## STATED TASK
Return the count of lines that hold the string "Pressure", with no other words.

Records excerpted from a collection

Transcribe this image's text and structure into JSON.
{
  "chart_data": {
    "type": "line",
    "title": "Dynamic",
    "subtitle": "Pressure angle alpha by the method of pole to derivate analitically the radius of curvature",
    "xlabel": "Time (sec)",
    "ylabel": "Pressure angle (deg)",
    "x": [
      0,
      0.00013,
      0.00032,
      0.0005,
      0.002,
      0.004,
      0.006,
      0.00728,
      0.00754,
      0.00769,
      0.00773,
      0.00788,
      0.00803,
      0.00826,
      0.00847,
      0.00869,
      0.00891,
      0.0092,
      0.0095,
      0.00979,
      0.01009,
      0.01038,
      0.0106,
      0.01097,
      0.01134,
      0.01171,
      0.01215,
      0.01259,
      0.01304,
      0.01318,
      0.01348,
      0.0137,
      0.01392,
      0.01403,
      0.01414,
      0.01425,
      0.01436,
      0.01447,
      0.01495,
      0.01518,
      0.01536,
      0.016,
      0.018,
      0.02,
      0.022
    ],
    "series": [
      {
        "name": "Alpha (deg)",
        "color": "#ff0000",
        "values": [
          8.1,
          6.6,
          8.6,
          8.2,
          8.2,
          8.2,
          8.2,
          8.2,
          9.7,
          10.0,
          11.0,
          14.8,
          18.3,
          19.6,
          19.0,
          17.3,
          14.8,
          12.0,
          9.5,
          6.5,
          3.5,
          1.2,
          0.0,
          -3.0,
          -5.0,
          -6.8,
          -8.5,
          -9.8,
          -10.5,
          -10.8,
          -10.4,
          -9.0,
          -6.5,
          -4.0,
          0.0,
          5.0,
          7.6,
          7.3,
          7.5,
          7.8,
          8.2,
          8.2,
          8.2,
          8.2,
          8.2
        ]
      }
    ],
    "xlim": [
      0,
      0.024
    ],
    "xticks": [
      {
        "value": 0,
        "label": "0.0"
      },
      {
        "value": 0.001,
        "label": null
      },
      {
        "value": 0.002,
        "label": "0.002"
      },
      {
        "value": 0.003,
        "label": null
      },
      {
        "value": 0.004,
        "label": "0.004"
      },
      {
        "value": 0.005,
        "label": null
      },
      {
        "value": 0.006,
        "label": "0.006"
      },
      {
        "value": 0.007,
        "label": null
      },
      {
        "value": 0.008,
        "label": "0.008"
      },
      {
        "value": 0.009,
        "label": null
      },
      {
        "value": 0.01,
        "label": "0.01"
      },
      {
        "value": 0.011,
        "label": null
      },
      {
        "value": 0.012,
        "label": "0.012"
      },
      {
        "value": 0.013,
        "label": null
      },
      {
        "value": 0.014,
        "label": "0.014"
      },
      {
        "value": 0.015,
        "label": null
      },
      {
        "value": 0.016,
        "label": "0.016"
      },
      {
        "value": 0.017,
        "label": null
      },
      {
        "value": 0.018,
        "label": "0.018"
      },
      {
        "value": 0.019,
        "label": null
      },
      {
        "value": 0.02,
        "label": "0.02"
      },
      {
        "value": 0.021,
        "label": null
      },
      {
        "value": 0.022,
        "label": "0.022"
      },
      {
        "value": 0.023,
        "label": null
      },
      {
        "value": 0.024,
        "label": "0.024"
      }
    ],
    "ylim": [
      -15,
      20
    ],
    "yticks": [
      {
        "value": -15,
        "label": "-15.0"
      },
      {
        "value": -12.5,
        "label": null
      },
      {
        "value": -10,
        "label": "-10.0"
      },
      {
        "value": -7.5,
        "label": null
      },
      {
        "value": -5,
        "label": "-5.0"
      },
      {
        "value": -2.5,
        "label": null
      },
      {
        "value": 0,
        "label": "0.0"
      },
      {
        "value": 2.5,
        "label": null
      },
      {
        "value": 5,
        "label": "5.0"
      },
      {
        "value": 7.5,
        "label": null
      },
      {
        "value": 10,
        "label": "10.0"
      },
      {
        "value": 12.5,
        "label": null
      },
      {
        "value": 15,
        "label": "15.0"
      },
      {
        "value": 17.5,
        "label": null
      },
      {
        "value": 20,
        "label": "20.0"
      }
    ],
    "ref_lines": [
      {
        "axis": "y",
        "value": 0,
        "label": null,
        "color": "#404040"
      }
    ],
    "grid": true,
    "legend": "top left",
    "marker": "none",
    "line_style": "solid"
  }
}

## ANSWER TO THE PROBLEM
2